**Seçilen Metin:**
►

Uygulanabilir ama iki problemimiz olur.
Birincisi, dört günlük bir çay yapımı sürecinde meyvelerin dekompoze olup içerdikleri minerallerin suda çözünmüş mineral olarak çaya geçip geçmeyecekleri durumu,
İkincisi, mineraller arasındaki dengenin bozulup bozulmayacağı. Yapraklarda bulunan mineral oranlarının bir bitkinin yaşaması ve büyümesi için gereken mineral dengesine sahip olduğunu var saydığımızda, buna belirli bir mineralin yoğun olarak bulunduğu başka bir malzeme ilave ettiğimizde denge bozulur.
Yaptığımız her çayı tahlil edip, mineral dengesini yeniden sağlamak üzere aksiyon almak mümkün olmadığından riskli bir şey yapmış oluruz.

◄

**Sağlanan Bilgiler:**
►

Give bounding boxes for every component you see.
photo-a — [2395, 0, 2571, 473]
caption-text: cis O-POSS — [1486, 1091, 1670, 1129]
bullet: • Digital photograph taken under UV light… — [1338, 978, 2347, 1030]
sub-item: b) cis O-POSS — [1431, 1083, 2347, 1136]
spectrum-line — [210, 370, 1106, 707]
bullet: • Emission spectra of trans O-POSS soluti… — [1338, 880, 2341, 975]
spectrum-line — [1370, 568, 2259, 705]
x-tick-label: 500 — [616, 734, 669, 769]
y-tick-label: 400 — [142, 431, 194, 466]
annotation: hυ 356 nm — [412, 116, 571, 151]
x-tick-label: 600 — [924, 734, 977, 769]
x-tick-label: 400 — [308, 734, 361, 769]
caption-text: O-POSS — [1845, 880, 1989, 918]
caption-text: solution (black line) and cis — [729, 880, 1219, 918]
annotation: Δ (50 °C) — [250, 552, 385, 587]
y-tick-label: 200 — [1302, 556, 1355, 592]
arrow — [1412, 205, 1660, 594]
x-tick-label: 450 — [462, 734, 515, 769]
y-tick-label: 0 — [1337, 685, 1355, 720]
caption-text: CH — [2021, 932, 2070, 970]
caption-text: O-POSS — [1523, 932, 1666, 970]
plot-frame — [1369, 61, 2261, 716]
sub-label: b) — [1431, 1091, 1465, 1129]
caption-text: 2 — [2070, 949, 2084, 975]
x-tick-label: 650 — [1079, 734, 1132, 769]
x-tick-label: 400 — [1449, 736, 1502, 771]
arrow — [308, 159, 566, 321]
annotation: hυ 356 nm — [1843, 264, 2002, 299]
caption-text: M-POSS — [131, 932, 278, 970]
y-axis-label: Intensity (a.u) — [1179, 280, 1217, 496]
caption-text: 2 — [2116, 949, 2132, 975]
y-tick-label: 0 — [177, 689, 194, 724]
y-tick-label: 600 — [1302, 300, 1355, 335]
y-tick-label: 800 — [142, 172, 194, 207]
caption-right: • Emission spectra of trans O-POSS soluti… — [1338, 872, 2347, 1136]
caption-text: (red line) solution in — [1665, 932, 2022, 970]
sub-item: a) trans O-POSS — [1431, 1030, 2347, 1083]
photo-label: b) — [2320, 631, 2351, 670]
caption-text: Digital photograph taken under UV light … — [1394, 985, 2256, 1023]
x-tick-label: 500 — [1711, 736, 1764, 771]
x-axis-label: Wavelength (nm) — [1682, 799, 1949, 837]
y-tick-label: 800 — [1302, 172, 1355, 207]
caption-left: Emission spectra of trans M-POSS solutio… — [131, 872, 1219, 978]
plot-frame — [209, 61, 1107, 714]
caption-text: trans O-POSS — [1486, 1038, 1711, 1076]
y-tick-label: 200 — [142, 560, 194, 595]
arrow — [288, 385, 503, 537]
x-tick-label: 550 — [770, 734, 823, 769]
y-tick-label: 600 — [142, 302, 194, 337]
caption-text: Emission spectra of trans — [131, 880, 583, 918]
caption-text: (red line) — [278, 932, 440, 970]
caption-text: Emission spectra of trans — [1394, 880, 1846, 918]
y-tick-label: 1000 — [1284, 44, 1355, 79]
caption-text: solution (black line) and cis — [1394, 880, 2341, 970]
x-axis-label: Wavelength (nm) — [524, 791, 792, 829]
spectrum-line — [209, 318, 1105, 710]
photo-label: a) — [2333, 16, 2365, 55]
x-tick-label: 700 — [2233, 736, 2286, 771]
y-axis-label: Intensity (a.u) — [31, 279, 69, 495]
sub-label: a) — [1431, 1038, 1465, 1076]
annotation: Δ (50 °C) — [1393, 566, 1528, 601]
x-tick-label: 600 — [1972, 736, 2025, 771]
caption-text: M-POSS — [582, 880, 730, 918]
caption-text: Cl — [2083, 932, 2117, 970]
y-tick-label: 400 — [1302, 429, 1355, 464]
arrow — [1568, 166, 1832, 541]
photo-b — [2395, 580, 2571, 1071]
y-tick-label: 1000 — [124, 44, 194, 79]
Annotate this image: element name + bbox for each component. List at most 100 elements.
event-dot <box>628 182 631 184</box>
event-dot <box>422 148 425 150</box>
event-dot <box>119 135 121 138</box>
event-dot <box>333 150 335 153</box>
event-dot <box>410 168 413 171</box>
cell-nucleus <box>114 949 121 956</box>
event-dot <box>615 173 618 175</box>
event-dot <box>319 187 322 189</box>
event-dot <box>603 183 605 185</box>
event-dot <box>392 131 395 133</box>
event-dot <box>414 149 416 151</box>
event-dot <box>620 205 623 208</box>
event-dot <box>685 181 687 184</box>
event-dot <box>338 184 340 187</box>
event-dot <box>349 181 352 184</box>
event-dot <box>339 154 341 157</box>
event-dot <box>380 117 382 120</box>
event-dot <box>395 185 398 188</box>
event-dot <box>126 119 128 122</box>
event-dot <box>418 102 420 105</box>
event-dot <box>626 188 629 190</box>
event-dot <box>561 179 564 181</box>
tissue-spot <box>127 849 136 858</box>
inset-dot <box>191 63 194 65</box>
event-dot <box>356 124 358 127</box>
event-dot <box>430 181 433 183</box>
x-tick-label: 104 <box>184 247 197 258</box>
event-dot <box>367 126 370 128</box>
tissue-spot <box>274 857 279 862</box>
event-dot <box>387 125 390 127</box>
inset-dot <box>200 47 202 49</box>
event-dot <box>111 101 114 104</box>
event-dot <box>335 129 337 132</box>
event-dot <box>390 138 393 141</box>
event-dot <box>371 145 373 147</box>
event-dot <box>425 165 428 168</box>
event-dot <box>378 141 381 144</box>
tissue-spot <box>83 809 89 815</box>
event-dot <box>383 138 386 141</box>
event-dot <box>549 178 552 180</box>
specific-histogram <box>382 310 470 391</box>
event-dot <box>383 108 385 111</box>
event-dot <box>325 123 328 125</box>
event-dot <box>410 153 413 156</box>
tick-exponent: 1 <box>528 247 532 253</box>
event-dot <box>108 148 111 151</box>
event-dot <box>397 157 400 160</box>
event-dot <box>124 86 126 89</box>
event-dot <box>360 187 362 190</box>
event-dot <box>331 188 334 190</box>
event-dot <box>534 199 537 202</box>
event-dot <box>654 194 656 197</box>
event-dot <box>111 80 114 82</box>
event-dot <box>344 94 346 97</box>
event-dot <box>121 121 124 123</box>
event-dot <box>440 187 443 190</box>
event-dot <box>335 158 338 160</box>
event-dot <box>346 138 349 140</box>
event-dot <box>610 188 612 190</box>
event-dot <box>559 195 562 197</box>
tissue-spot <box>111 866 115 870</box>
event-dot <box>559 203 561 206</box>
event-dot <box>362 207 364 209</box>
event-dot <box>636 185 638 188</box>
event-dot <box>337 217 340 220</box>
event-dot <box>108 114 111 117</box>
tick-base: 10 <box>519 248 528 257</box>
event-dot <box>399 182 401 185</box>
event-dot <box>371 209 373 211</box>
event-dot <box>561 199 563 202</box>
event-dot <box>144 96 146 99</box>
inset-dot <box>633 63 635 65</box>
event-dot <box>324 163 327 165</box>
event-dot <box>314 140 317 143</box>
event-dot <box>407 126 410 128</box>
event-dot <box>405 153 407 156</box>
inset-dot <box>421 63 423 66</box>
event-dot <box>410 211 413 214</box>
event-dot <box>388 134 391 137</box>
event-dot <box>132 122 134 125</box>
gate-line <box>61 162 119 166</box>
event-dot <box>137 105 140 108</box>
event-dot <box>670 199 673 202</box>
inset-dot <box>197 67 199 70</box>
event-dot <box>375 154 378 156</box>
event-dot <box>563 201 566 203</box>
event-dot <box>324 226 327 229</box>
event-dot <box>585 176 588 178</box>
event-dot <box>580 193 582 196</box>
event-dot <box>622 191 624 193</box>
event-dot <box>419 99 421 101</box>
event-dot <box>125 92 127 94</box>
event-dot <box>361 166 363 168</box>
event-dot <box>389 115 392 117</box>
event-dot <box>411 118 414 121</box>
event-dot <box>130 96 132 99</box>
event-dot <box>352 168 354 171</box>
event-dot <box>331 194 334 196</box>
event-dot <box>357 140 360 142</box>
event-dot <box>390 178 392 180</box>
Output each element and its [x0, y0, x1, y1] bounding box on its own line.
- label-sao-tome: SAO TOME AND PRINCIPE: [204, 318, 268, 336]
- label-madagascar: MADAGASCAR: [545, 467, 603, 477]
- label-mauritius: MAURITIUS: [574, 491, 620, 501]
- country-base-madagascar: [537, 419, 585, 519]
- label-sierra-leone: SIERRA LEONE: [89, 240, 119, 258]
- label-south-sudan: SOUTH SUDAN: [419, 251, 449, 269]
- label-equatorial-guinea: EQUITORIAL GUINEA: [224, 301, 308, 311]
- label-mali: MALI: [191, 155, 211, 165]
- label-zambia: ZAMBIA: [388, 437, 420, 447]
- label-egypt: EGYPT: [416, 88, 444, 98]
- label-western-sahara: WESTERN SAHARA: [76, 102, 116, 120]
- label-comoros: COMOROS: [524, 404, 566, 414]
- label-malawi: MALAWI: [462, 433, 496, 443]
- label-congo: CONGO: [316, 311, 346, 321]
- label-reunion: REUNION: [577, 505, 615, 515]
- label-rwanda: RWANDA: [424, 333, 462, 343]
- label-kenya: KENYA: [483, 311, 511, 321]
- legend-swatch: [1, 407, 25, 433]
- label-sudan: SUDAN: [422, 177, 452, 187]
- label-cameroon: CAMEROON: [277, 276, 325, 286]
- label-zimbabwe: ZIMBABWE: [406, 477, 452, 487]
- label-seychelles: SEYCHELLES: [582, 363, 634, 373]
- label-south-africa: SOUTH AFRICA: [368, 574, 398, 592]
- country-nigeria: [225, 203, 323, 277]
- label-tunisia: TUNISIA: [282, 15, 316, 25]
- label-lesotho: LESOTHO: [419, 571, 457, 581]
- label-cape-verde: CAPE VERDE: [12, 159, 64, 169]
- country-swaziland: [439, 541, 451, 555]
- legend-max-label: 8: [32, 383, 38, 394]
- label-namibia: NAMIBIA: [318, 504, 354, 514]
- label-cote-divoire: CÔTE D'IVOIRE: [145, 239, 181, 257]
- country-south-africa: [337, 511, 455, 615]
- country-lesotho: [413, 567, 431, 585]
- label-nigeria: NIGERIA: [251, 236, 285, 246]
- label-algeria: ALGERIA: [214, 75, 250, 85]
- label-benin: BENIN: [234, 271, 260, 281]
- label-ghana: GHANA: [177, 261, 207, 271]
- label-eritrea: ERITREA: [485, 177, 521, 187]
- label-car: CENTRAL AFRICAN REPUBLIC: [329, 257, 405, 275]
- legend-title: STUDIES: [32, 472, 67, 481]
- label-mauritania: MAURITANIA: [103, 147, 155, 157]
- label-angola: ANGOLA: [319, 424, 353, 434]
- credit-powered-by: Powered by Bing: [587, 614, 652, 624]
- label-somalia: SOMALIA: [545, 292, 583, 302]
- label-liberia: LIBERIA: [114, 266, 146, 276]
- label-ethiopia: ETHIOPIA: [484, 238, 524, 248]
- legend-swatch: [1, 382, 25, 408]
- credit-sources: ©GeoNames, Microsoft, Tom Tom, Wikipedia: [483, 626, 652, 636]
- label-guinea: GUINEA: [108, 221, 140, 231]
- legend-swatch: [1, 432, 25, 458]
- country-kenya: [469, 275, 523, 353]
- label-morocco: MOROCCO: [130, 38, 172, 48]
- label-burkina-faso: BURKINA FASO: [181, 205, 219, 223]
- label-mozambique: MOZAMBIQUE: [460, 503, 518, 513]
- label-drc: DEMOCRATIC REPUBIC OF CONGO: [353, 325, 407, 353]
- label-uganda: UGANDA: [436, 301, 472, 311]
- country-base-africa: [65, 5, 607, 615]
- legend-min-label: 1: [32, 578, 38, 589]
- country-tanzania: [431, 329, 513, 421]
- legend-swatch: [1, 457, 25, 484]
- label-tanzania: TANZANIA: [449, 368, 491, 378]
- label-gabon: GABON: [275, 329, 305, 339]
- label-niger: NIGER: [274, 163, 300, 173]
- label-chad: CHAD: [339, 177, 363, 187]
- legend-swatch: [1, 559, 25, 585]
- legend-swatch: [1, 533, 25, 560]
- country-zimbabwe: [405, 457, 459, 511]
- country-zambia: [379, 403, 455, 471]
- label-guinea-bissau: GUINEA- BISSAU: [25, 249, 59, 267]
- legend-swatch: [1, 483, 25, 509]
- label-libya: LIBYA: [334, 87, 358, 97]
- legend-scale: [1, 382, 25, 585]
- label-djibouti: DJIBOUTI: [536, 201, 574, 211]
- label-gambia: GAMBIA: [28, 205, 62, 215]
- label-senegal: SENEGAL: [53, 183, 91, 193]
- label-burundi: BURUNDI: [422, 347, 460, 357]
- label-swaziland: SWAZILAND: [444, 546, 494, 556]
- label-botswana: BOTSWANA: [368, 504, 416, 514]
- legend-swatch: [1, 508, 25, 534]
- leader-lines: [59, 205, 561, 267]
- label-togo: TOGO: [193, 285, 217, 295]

◄

**Yapılacak İşler:**
1 – Sağlanan satırları, en baştaki satırdan başlayıp "arrow — [288, 385, 503, 537]" ifadesini içeren satıra kadar, o satır da dahil olmak üzere düzenleyiniz. "spectrum-line" yerine "spectrum-curve" yazınız ve başka hiçbir şeyi değiştirmeyiniz.
2 – Çay ve mineral dengesi konulu metni kaldığı yerden sürdürünüz.
Çay ve mineral dengesi konulu metin ile sağlanan satırlar arasında herhangi bir bağlantı bulunmamaktadır.

**Yanıt Kümesi:**
1 –
Give bounding boxes for every component you see.
photo-a — [2395, 0, 2571, 473]
caption-text: cis O-POSS — [1486, 1091, 1670, 1129]
bullet: • Digital photograph taken under UV light… — [1338, 978, 2347, 1030]
sub-item: b) cis O-POSS — [1431, 1083, 2347, 1136]
spectrum-curve — [210, 370, 1106, 707]
bullet: • Emission spectra of trans O-POSS soluti… — [1338, 880, 2341, 975]
spectrum-curve — [1370, 568, 2259, 705]
x-tick-label: 500 — [616, 734, 669, 769]
y-tick-label: 400 — [142, 431, 194, 466]
annotation: hυ 356 nm — [412, 116, 571, 151]
x-tick-label: 600 — [924, 734, 977, 769]
x-tick-label: 400 — [308, 734, 361, 769]
caption-text: O-POSS — [1845, 880, 1989, 918]
caption-text: solution (black line) and cis — [729, 880, 1219, 918]
annotation: Δ (50 °C) — [250, 552, 385, 587]
y-tick-label: 200 — [1302, 556, 1355, 592]
arrow — [1412, 205, 1660, 594]
x-tick-label: 450 — [462, 734, 515, 769]
y-tick-label: 0 — [1337, 685, 1355, 720]
caption-text: CH — [2021, 932, 2070, 970]
caption-text: O-POSS — [1523, 932, 1666, 970]
plot-frame — [1369, 61, 2261, 716]
sub-label: b) — [1431, 1091, 1465, 1129]
caption-text: 2 — [2070, 949, 2084, 975]
x-tick-label: 650 — [1079, 734, 1132, 769]
x-tick-label: 400 — [1449, 736, 1502, 771]
arrow — [308, 159, 566, 321]
annotation: hυ 356 nm — [1843, 264, 2002, 299]
caption-text: M-POSS — [131, 932, 278, 970]
y-axis-label: Intensity (a.u) — [1179, 280, 1217, 496]
caption-text: 2 — [2116, 949, 2132, 975]
y-tick-label: 0 — [177, 689, 194, 724]
y-tick-label: 600 — [1302, 300, 1355, 335]
y-tick-label: 800 — [142, 172, 194, 207]
caption-right: • Emission spectra of trans O-POSS soluti… — [1338, 872, 2347, 1136]
caption-text: (red line) solution in — [1665, 932, 2022, 970]
sub-item: a) trans O-POSS — [1431, 1030, 2347, 1083]
photo-label: b) — [2320, 631, 2351, 670]
caption-text: Digital photograph taken under UV light … — [1394, 985, 2256, 1023]
x-tick-label: 500 — [1711, 736, 1764, 771]
x-axis-label: Wavelength (nm) — [1682, 799, 1949, 837]
y-tick-label: 800 — [1302, 172, 1355, 207]
caption-left: Emission spectra of trans M-POSS solutio… — [131, 872, 1219, 978]
plot-frame — [209, 61, 1107, 714]
caption-text: trans O-POSS — [1486, 1038, 1711, 1076]
y-tick-label: 200 — [142, 560, 194, 595]
arrow — [288, 385, 503, 537]

2 –
Buna şöyle bir örnek vereyim; normalde yapraklarla yapılacak bir çayda NPK dengesi 120 ppm, 50 ppm, 200 ppm olacak iken, yapılan müdahale ile durum 120 ppm, 50 ppm, 350 ppm durumuna döner ise dengesi bozulmuş bir çay ile beklediğimiz sonuçları alamayız.
İrfan çayı yapımının kritik noktası da bu. Bu çay ile mineral içeren muhtelif organik malzemeleri bir araya getirip bunlardaki minerallerin çaya geçmesini sağlamaya çalışıyor değiliz. Bunu da yapmak mümkün ama bu durumda elde ettiğimiz şeyin içeriğine hakim olamayız.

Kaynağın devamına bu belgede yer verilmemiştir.